> [What you are asked to do]
Single out each line with the word "https" and copy it.

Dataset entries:
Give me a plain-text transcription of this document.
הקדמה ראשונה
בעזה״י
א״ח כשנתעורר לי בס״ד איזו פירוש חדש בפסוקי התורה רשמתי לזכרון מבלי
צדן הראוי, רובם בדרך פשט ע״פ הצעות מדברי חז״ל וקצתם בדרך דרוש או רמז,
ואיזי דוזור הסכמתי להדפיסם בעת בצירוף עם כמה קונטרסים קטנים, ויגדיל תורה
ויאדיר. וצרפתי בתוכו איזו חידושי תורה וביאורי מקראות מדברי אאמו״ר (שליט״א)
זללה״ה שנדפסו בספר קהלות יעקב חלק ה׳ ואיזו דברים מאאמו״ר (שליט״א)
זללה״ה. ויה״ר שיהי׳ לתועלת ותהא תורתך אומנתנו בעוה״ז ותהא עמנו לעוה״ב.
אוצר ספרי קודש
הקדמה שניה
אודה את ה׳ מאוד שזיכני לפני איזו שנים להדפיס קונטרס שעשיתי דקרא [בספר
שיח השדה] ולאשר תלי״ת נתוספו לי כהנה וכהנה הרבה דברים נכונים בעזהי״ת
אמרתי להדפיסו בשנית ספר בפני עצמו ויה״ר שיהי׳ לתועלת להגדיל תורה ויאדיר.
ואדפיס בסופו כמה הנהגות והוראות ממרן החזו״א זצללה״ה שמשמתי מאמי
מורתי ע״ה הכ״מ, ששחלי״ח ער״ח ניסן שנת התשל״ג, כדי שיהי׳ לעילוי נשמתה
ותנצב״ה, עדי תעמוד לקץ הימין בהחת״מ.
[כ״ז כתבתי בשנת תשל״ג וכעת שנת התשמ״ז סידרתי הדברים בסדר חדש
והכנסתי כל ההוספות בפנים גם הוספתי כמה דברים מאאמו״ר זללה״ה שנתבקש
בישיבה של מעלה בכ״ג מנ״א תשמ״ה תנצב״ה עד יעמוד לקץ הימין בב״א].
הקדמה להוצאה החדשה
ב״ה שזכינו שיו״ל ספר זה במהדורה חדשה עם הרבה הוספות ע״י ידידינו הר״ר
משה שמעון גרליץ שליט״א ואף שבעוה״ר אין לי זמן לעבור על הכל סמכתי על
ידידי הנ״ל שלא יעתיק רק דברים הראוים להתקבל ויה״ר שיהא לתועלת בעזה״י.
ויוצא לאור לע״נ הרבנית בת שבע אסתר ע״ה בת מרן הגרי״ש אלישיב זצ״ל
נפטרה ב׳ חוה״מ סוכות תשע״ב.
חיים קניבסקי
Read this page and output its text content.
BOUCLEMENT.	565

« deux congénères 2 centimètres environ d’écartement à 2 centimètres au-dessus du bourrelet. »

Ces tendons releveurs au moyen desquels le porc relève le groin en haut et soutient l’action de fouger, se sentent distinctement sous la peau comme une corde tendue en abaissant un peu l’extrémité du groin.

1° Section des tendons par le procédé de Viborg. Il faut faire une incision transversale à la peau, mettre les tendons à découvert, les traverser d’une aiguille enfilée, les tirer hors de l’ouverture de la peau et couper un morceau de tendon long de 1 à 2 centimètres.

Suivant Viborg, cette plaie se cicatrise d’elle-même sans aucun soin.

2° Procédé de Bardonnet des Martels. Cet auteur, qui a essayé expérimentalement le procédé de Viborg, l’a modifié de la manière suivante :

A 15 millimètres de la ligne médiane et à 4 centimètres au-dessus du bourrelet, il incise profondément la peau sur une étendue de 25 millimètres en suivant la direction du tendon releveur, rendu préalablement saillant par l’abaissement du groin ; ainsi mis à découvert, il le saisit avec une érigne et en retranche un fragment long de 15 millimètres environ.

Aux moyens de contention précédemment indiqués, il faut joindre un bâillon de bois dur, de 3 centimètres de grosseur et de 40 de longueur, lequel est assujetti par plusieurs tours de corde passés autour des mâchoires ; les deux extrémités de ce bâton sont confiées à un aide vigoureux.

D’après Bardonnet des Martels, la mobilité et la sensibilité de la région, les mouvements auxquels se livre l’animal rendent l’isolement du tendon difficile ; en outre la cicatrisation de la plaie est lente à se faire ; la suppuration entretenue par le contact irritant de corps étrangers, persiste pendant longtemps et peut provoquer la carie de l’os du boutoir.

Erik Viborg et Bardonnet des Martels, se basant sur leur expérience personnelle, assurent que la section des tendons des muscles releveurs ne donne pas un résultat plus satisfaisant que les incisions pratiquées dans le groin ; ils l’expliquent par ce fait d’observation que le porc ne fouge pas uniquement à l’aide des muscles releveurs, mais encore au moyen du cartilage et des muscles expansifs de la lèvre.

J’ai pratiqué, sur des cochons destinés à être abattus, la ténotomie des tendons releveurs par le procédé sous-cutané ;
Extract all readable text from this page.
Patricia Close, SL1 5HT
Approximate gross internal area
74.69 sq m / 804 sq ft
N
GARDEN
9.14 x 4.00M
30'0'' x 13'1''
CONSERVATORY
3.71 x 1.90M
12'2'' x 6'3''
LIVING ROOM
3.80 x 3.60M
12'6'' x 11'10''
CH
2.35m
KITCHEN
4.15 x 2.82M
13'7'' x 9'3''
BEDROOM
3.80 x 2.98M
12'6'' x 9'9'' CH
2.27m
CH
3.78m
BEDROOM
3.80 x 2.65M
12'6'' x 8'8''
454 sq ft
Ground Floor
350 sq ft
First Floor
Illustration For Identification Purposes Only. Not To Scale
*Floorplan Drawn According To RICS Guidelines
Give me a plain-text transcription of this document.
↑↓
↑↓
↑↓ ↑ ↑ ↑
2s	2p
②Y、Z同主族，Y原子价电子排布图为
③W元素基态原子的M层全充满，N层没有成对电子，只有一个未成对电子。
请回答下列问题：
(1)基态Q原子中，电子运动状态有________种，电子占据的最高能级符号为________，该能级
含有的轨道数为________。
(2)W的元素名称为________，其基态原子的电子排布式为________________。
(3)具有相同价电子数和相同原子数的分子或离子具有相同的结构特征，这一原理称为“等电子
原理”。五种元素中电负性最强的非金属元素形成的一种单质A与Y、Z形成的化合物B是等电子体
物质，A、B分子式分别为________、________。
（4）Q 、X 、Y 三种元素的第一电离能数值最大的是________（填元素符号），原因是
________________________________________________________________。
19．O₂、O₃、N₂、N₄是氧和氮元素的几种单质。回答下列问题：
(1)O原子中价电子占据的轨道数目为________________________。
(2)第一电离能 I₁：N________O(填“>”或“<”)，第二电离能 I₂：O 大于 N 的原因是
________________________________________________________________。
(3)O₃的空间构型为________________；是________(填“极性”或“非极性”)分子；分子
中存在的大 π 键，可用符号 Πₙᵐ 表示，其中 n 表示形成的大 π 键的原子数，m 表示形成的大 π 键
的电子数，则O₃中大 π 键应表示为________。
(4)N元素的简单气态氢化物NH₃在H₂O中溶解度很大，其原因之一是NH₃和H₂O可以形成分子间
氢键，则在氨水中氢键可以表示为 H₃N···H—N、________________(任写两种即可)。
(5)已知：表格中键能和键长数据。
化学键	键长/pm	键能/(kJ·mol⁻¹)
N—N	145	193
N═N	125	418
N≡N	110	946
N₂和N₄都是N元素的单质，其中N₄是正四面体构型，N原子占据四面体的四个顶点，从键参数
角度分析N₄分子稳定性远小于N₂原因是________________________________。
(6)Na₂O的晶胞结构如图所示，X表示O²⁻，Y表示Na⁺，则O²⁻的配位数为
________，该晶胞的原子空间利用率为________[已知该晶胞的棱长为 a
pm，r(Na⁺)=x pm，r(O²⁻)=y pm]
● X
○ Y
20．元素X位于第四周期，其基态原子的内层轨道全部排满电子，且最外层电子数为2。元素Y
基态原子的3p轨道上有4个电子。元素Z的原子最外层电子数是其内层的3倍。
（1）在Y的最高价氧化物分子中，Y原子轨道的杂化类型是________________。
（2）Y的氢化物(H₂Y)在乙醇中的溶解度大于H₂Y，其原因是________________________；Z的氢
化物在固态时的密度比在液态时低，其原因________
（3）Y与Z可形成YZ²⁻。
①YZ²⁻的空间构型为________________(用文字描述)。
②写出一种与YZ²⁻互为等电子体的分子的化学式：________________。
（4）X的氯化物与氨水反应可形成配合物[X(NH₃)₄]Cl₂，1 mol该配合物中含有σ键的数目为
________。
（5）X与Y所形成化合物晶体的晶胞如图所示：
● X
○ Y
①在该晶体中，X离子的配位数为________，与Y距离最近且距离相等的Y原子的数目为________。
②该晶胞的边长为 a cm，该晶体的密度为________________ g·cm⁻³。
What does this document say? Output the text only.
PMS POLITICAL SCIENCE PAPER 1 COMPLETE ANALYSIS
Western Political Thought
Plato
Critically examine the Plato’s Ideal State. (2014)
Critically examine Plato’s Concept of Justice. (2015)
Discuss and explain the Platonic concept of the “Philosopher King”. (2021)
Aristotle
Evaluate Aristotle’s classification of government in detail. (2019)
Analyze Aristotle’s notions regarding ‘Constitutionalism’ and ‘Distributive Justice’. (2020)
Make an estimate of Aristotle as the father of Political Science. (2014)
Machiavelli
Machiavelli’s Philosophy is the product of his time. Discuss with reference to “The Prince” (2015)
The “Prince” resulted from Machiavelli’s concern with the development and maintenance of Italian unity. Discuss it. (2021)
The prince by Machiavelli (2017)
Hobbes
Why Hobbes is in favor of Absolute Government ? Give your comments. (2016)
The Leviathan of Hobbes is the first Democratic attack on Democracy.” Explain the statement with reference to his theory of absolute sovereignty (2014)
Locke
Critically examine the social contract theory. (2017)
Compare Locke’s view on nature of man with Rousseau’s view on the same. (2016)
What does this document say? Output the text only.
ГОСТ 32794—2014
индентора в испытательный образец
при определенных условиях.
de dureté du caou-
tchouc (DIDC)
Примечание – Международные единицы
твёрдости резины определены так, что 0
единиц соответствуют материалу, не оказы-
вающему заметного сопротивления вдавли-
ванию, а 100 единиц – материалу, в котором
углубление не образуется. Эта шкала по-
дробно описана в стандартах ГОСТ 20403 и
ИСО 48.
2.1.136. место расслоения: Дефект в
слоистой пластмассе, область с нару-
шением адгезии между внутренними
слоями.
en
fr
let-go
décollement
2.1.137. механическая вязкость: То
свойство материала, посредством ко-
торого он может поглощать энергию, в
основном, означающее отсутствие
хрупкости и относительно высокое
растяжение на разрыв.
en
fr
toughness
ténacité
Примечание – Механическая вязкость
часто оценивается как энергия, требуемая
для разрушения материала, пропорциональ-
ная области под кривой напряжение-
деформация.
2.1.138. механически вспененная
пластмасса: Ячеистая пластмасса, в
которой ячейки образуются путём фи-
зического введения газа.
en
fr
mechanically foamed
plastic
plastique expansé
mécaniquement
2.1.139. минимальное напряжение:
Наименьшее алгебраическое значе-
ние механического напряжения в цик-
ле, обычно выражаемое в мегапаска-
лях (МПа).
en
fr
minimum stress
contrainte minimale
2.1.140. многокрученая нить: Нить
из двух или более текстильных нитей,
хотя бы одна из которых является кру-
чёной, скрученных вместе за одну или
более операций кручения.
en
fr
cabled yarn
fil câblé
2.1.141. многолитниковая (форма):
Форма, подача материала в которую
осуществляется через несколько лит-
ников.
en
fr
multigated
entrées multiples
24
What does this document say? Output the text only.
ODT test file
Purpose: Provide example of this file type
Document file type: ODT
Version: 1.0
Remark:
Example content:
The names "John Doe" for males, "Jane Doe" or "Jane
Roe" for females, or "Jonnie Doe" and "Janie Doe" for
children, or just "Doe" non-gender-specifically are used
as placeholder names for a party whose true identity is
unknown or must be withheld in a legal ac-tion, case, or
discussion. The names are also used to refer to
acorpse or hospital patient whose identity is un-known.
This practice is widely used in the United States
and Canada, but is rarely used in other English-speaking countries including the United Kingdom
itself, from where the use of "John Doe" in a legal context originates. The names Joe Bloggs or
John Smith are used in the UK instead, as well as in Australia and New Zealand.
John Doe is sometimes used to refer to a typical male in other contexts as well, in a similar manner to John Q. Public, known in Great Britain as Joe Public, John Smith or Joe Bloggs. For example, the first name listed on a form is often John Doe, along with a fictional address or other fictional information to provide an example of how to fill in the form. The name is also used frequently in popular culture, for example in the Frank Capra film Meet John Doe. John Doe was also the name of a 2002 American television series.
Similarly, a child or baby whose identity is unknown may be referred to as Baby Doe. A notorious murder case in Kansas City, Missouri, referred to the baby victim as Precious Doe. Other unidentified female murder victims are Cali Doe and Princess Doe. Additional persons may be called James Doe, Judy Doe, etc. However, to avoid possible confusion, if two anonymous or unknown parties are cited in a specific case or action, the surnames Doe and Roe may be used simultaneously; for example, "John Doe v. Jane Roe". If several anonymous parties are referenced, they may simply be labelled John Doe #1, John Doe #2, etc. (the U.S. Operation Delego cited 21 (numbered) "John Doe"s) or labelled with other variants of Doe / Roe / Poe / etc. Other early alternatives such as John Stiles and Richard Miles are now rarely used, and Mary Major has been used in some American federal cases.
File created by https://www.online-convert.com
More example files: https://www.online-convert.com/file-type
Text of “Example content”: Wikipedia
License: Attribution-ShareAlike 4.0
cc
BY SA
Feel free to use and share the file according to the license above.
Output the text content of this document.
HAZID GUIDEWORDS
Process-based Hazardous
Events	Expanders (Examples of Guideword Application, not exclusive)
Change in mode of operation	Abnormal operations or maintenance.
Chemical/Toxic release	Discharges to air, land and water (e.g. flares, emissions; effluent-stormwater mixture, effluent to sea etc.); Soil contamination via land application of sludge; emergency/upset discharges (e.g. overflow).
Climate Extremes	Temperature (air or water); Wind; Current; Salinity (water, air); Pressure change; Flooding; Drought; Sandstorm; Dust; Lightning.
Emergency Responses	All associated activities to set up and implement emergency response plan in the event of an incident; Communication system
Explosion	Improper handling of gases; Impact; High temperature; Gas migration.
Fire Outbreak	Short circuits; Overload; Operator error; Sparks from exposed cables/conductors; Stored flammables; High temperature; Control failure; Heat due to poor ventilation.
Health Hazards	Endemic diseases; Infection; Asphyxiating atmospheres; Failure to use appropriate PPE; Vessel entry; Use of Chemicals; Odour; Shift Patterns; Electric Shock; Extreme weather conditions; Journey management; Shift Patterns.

> [Solution for this exercise]
File created by https://www.online-convert.com
More example files: https://www.online-convert.com/file-type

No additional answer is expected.